Article:
* * * * *

Wednesday, October 23, 2013

Western Vehicles in South Dakota

When it comes to the restoration, conservation, and re-creation of early western vehicles, Doug Hansen and his team of craftsmen in Letcher, South Dakota are among those often mentioned.  I’ve had the privilege of visiting Doug’s place several times and am always impressed with the diversity of vehicles on site and the quality he turns out.  If you enjoy the heritage of the early American West, Hansen Wheel & Wagon Shop gets you up close and personal with some of the most legendary surviving wheels from that era.
In keeping with a series of interviews we’ve been doing for our Wheels That Won The West® Archives, we asked Doug to share some thoughts on his company and the vehicles they work with. 
Can you give us an overview of the primary work you do at Hansen Wheel & Wagon Shop?

“We specialize in heavy & western horse-drawn vehicles, and focus on historic replication of these vehicles, along with authentic restoration and conservation work. We also offer wheel repair, as we can build or restore nearly any kind of wooden-spoke wheel. Another key component of our business is the retail side, supplying wagon components, and wheels etc. to enthusiasts around the world.” 

Doug and Holly Hansen of Hansen Wheel & Wagon Shop

It’s always interesting to learn how folks got started in any business.  What’s the background to your story?

* * * * *

Required tasks:
[1] Please set down everything in the wagon shop article from "Wednesday, October 23, 2013" down to "from that era.", word for word.
[2] In the wagon shop article, what South Dakota town is Doug Hansen's shop in?
[3] Write what comes next in the article on Hansen Wheel & Wagon Shop, starting after its final sentence.

* * * * *

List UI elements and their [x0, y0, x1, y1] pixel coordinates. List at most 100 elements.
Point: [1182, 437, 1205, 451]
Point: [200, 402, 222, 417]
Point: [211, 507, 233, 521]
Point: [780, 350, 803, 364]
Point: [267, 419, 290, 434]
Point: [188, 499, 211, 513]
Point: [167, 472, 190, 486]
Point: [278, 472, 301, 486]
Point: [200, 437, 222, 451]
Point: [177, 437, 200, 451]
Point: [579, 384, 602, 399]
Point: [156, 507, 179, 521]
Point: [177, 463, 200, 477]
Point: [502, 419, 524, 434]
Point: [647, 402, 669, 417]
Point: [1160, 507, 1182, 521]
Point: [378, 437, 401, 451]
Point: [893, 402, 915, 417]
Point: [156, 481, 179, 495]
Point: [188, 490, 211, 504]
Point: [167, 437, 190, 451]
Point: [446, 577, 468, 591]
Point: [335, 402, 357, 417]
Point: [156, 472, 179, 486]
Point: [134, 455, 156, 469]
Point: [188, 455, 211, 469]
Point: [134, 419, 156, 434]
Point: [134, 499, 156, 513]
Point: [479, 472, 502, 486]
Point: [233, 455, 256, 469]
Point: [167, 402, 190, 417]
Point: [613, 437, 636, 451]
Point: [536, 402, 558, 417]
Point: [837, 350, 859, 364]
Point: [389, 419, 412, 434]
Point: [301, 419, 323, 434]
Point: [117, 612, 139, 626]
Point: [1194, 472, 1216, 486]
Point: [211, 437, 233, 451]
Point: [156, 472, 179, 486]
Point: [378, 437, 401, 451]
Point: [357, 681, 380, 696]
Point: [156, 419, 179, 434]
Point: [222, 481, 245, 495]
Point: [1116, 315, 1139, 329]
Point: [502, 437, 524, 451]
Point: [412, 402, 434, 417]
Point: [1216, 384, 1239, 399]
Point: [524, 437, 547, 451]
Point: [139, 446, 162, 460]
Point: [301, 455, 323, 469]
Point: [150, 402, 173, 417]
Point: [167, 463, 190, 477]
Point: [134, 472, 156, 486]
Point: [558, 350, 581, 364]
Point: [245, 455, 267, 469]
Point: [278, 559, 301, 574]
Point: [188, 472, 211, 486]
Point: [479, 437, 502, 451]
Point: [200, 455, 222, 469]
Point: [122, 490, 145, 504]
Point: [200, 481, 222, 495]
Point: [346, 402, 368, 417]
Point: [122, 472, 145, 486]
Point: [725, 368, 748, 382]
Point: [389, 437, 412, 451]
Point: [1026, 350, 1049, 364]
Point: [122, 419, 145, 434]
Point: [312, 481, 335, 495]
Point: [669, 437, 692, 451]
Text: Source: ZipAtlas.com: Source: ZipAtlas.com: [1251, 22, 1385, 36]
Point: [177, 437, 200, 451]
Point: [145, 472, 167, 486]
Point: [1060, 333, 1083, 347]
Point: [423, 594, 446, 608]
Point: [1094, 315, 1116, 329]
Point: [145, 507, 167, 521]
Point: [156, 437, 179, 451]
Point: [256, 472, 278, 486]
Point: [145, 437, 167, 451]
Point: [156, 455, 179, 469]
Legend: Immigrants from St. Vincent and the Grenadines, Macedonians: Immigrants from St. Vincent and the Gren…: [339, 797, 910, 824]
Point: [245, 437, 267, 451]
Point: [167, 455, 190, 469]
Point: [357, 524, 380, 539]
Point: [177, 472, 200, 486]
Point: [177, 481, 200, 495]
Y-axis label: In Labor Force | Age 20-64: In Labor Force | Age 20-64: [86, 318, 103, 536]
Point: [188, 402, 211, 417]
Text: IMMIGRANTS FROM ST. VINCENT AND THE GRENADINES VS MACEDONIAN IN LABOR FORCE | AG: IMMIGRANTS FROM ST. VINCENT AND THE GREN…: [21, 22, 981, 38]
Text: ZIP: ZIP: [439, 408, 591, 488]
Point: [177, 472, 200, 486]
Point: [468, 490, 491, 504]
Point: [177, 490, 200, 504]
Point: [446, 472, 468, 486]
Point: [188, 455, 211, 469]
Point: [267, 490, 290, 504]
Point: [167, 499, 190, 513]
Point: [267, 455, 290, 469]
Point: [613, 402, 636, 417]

* * * * *

Answer list:
[1]
Wednesday, October 23, 2013

Western Vehicles in South Dakota

When it comes to the restoration, conservation, and re-creation of early western vehicles, Doug Hansen and his team of craftsmen in Letcher, South Dakota are among those often mentioned.  I’ve had the privilege of visiting Doug’s place several times and am always impressed with the diversity of vehicles on site and the quality he turns out.  If you enjoy the heritage of the early American West, Hansen Wheel & Wagon Shop gets you up close and personal with some of the most legendary surviving wheels from that era.

[2] Letcher, South Dakota.

[3]
“Hansen Wheel & Wagon Shop started as a hobby, which grew into a passion, and eventually a full-fledged business. My family was a key element in offering me fertile ground to grow my passion. I gained a lot of my interest in horses and buggies from my mother (a saddle maker), and grandfather (farmer, blacksmith).  My father was helpful as well by providing me access to his work shop & skills. My mother had collected several buggies which she had purchased at auctions & called on me to help with the restoration. My grandfather had worked in his uncle's blacksmith shop and had some great pointers on the art of the wheelwright and blacksmithing. He also was quite a hand with mules and horses and introduced me to driving as well. This proved very helpful in allowing me to fully understand all aspects of the trade.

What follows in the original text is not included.